**Given exercise:** Give the count of lines in the data that include "System", with no other words.

**Material for the task:**
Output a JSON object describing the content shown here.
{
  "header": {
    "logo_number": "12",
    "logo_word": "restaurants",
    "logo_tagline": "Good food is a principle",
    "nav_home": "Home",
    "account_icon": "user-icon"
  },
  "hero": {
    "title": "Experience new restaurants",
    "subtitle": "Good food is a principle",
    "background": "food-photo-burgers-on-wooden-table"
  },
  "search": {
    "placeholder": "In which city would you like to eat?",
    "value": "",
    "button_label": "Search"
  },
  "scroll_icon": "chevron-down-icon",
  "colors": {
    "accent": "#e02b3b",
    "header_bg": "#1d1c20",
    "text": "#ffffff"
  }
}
---
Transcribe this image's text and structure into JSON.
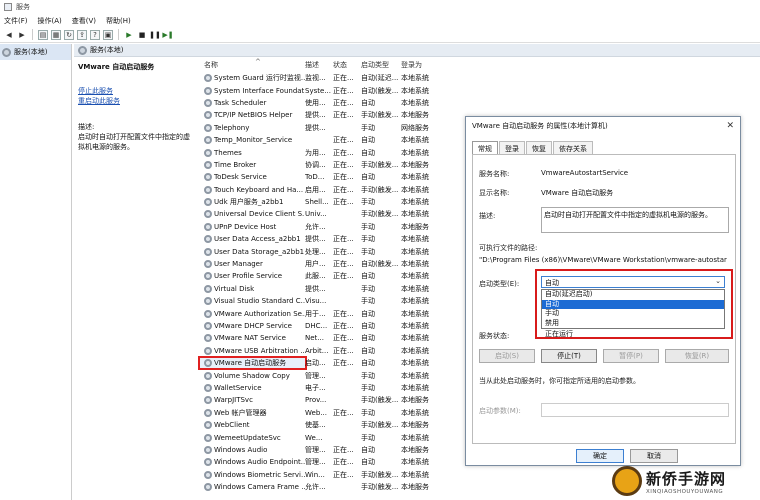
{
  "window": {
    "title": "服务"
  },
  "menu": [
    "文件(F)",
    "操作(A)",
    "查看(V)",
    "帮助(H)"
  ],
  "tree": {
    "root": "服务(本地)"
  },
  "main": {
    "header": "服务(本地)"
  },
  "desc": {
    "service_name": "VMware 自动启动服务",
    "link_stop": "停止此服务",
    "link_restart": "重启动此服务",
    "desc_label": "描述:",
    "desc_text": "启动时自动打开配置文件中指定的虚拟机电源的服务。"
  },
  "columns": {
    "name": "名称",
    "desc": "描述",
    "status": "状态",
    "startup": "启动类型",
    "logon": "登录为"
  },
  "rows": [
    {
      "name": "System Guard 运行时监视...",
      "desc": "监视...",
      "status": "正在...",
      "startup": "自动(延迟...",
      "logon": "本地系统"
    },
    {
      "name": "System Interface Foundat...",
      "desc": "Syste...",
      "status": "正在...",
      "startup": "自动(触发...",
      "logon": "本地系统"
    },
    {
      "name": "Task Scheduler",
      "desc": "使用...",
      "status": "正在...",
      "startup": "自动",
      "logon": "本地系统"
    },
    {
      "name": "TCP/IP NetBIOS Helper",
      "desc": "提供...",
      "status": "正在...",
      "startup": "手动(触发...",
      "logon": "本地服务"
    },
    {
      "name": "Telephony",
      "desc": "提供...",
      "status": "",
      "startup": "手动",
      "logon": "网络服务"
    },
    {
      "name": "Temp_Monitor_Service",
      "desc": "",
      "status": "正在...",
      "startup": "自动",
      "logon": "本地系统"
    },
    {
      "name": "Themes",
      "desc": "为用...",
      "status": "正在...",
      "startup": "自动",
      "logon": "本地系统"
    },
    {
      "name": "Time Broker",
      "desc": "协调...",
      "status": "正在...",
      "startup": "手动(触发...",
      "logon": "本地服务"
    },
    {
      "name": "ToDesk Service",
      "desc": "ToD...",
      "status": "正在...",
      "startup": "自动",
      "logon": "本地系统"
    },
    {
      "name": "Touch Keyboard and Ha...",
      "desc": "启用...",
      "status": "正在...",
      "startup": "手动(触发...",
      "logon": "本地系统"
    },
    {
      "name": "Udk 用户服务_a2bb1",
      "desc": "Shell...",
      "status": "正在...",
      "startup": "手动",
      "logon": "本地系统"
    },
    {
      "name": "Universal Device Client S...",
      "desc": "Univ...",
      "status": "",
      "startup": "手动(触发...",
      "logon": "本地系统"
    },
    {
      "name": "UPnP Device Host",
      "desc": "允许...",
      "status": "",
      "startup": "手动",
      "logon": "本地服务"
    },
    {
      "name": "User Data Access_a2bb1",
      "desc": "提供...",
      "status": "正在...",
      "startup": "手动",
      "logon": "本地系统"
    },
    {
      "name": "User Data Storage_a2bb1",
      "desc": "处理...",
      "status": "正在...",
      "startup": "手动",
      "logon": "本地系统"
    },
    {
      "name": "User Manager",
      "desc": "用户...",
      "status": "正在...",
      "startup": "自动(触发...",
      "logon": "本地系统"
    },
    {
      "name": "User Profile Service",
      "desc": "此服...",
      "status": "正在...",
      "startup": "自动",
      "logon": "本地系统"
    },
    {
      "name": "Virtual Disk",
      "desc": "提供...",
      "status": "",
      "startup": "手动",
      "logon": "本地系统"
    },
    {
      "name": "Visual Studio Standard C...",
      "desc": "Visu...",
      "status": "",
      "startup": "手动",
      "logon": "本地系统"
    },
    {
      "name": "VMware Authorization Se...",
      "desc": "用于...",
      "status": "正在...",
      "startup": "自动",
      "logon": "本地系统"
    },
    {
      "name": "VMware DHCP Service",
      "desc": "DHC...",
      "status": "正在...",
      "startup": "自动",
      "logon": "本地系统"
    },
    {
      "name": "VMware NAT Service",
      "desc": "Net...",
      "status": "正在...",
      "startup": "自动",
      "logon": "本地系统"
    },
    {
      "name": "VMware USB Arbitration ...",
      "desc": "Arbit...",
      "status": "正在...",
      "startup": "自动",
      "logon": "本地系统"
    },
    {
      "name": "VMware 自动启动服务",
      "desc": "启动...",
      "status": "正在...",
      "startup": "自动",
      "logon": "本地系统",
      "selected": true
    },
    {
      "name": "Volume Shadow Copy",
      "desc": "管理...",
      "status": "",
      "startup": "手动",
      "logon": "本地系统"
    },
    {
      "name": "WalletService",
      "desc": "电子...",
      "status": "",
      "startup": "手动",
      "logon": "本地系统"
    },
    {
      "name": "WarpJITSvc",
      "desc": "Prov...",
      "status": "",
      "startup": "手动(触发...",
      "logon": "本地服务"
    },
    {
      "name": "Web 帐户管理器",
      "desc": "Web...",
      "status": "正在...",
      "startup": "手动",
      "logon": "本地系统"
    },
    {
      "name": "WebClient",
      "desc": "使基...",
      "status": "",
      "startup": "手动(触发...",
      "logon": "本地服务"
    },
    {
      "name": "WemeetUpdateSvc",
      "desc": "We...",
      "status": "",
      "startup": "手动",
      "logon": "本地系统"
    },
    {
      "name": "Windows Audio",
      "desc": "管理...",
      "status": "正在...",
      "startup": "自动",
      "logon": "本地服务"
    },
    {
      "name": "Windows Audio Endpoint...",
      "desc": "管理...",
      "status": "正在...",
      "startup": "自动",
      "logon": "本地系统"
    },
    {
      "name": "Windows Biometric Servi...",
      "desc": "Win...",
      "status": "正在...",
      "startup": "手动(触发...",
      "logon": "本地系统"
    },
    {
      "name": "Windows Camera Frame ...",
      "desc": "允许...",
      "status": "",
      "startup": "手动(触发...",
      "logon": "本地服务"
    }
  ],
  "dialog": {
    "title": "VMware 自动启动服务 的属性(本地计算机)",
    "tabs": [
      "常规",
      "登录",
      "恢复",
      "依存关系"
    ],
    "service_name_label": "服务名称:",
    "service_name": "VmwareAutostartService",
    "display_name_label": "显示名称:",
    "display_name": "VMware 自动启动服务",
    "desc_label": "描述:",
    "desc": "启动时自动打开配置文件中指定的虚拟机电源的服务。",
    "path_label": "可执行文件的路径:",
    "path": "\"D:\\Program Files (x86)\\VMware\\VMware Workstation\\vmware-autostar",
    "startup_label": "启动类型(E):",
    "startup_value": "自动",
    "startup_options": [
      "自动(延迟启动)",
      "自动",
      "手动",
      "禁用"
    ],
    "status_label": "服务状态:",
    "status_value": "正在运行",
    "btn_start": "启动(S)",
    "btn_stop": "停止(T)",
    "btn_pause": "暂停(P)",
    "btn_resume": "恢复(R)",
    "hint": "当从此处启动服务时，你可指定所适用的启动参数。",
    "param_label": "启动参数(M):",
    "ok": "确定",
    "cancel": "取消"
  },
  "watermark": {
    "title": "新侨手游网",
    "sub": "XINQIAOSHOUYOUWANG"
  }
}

**Exercise response:** 2